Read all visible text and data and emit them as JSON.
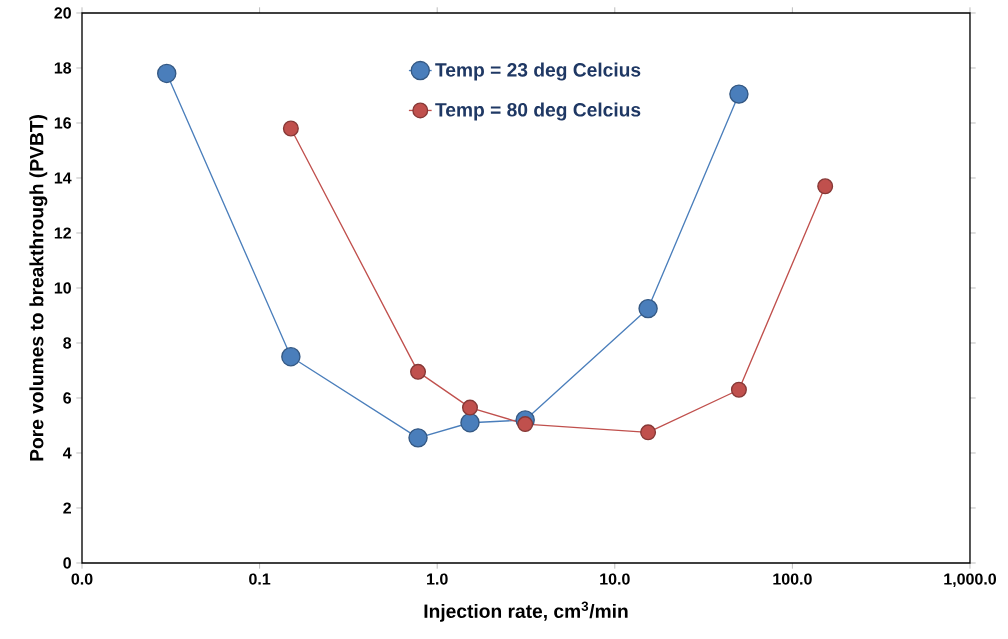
{
  "chart_data": {
    "type": "line",
    "xlabel": "Injection rate, cm$^{3}$/min",
    "ylabel": "Pore volumes to breakthrough (PVBT)",
    "log": "x",
    "xlim": [
      0.01,
      1000
    ],
    "ylim": [
      0,
      20
    ],
    "xticks": [
      {
        "value": 0.01,
        "label": "0.0"
      },
      {
        "value": 0.1,
        "label": "0.1"
      },
      {
        "value": 1,
        "label": "1.0"
      },
      {
        "value": 10,
        "label": "10.0"
      },
      {
        "value": 100,
        "label": "100.0"
      },
      {
        "value": 1000,
        "label": "1,000.0"
      }
    ],
    "yticks": [
      0,
      2,
      4,
      6,
      8,
      10,
      12,
      14,
      16,
      18,
      20
    ],
    "grid": false,
    "legend": "top",
    "marker": "circle",
    "line_style": "solid",
    "series": [
      {
        "name": "Temp = 23 deg Celcius",
        "color": "#4a7ebb",
        "x": [
          0.03,
          0.15,
          0.78,
          1.53,
          3.13,
          15.4,
          50
        ],
        "values": [
          17.8,
          7.5,
          4.55,
          5.1,
          5.2,
          9.25,
          17.05
        ]
      },
      {
        "name": "Temp = 80 deg Celcius",
        "color": "#c0504d",
        "x": [
          0.15,
          0.78,
          1.53,
          3.13,
          15.4,
          50,
          153
        ],
        "values": [
          15.8,
          6.95,
          5.65,
          5.05,
          4.75,
          6.3,
          13.7
        ]
      }
    ]
  }
}
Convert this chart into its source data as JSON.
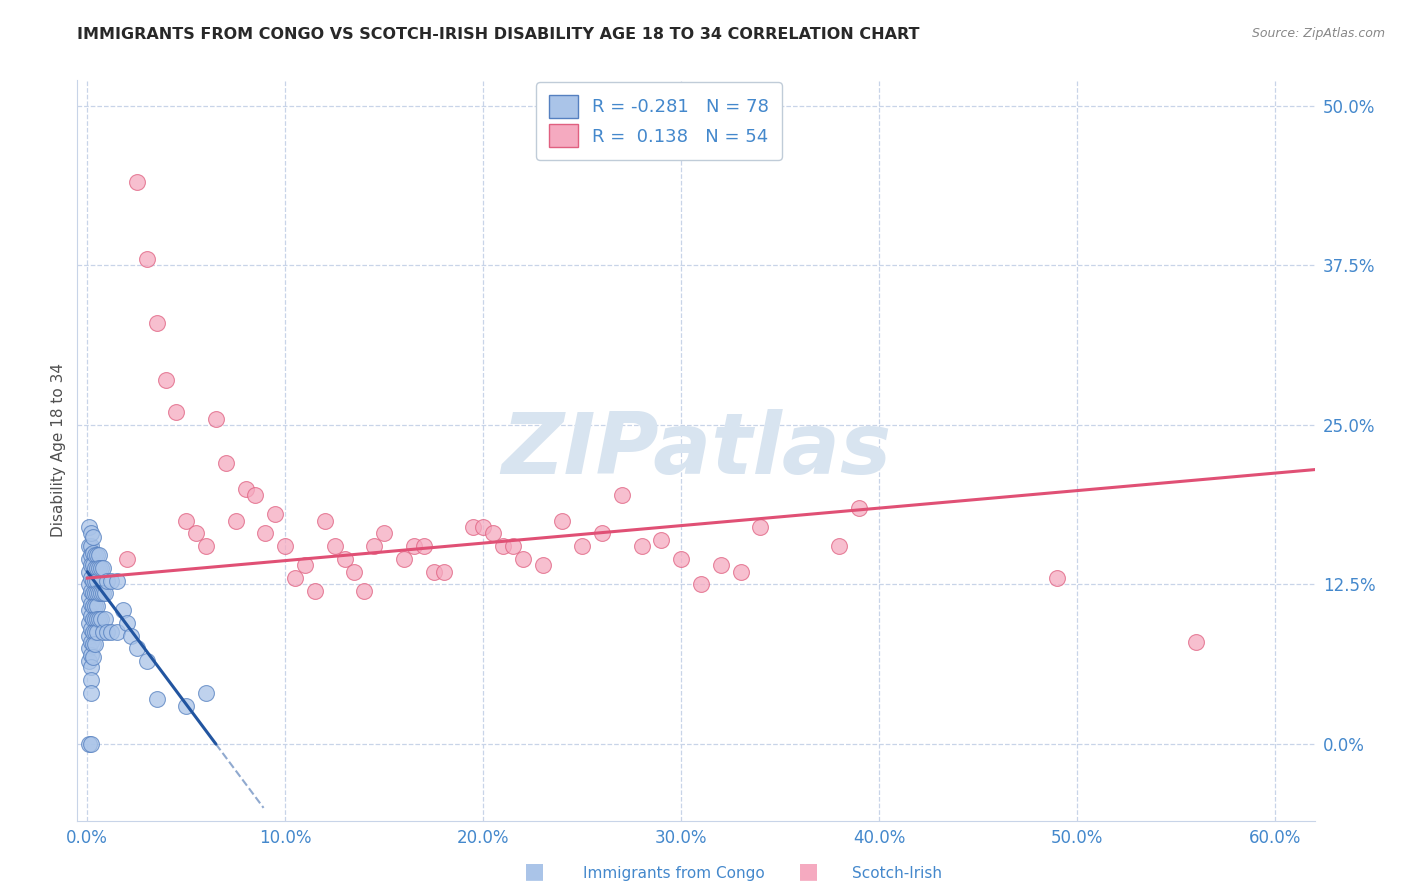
{
  "title": "IMMIGRANTS FROM CONGO VS SCOTCH-IRISH DISABILITY AGE 18 TO 34 CORRELATION CHART",
  "source": "Source: ZipAtlas.com",
  "xlabel_ticks": [
    "0.0%",
    "10.0%",
    "20.0%",
    "30.0%",
    "40.0%",
    "50.0%",
    "60.0%"
  ],
  "xlabel_vals": [
    0.0,
    0.1,
    0.2,
    0.3,
    0.4,
    0.5,
    0.6
  ],
  "ylabel_ticks": [
    "50.0%",
    "37.5%",
    "25.0%",
    "12.5%",
    "0.0%"
  ],
  "ylabel_vals": [
    0.5,
    0.375,
    0.25,
    0.125,
    0.0
  ],
  "ylabel_label": "Disability Age 18 to 34",
  "xlim": [
    -0.005,
    0.62
  ],
  "ylim": [
    -0.06,
    0.52
  ],
  "congo_R": -0.281,
  "congo_N": 78,
  "scotch_R": 0.138,
  "scotch_N": 54,
  "congo_color": "#aac4e8",
  "scotch_color": "#f5aac0",
  "congo_edge_color": "#5580c0",
  "scotch_edge_color": "#e06080",
  "congo_line_color": "#2255a0",
  "scotch_line_color": "#e05075",
  "background_color": "#ffffff",
  "grid_color": "#c8d4e8",
  "watermark_color": "#d8e4f0",
  "title_color": "#282828",
  "axis_color": "#4488cc",
  "legend_label_1": "Immigrants from Congo",
  "legend_label_2": "Scotch-Irish",
  "congo_x": [
    0.001,
    0.001,
    0.001,
    0.001,
    0.001,
    0.001,
    0.001,
    0.001,
    0.001,
    0.001,
    0.002,
    0.002,
    0.002,
    0.002,
    0.002,
    0.002,
    0.002,
    0.002,
    0.002,
    0.002,
    0.002,
    0.002,
    0.002,
    0.003,
    0.003,
    0.003,
    0.003,
    0.003,
    0.003,
    0.003,
    0.003,
    0.003,
    0.004,
    0.004,
    0.004,
    0.004,
    0.004,
    0.004,
    0.004,
    0.004,
    0.005,
    0.005,
    0.005,
    0.005,
    0.005,
    0.005,
    0.005,
    0.006,
    0.006,
    0.006,
    0.006,
    0.007,
    0.007,
    0.007,
    0.008,
    0.008,
    0.008,
    0.009,
    0.009,
    0.01,
    0.01,
    0.012,
    0.012,
    0.015,
    0.015,
    0.018,
    0.02,
    0.022,
    0.025,
    0.03,
    0.001,
    0.002,
    0.003,
    0.001,
    0.002,
    0.035,
    0.05,
    0.06
  ],
  "congo_y": [
    0.155,
    0.145,
    0.135,
    0.125,
    0.115,
    0.105,
    0.095,
    0.085,
    0.075,
    0.065,
    0.155,
    0.148,
    0.14,
    0.13,
    0.12,
    0.11,
    0.1,
    0.09,
    0.08,
    0.07,
    0.06,
    0.05,
    0.04,
    0.15,
    0.14,
    0.128,
    0.118,
    0.108,
    0.098,
    0.088,
    0.078,
    0.068,
    0.148,
    0.138,
    0.128,
    0.118,
    0.108,
    0.098,
    0.088,
    0.078,
    0.148,
    0.138,
    0.128,
    0.118,
    0.108,
    0.098,
    0.088,
    0.148,
    0.138,
    0.118,
    0.098,
    0.138,
    0.118,
    0.098,
    0.138,
    0.118,
    0.088,
    0.118,
    0.098,
    0.128,
    0.088,
    0.128,
    0.088,
    0.128,
    0.088,
    0.105,
    0.095,
    0.085,
    0.075,
    0.065,
    0.17,
    0.165,
    0.162,
    0.0,
    0.0,
    0.035,
    0.03,
    0.04
  ],
  "scotch_x": [
    0.02,
    0.025,
    0.03,
    0.035,
    0.04,
    0.045,
    0.05,
    0.055,
    0.06,
    0.065,
    0.07,
    0.075,
    0.08,
    0.085,
    0.09,
    0.095,
    0.1,
    0.105,
    0.11,
    0.115,
    0.12,
    0.125,
    0.13,
    0.135,
    0.14,
    0.145,
    0.15,
    0.16,
    0.165,
    0.17,
    0.175,
    0.18,
    0.195,
    0.2,
    0.205,
    0.21,
    0.215,
    0.22,
    0.23,
    0.24,
    0.25,
    0.26,
    0.27,
    0.28,
    0.29,
    0.3,
    0.31,
    0.32,
    0.33,
    0.34,
    0.38,
    0.39,
    0.49,
    0.56
  ],
  "scotch_y": [
    0.145,
    0.44,
    0.38,
    0.33,
    0.285,
    0.26,
    0.175,
    0.165,
    0.155,
    0.255,
    0.22,
    0.175,
    0.2,
    0.195,
    0.165,
    0.18,
    0.155,
    0.13,
    0.14,
    0.12,
    0.175,
    0.155,
    0.145,
    0.135,
    0.12,
    0.155,
    0.165,
    0.145,
    0.155,
    0.155,
    0.135,
    0.135,
    0.17,
    0.17,
    0.165,
    0.155,
    0.155,
    0.145,
    0.14,
    0.175,
    0.155,
    0.165,
    0.195,
    0.155,
    0.16,
    0.145,
    0.125,
    0.14,
    0.135,
    0.17,
    0.155,
    0.185,
    0.13,
    0.08
  ],
  "congo_line_x": [
    0.0,
    0.065
  ],
  "congo_line_y_start": 0.135,
  "congo_line_y_end": 0.0,
  "scotch_line_x": [
    0.0,
    0.62
  ],
  "scotch_line_y_start": 0.13,
  "scotch_line_y_end": 0.215
}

○ ○ ○ ○ ○ ○ ○

• WRITTEN INSTRUCTION:
Out of the material above, select every line that holds the string "name".

• THE REPLY:
        "name": "Temp = 23 deg Celcius",
        "name": "Temp = 80 deg Celcius",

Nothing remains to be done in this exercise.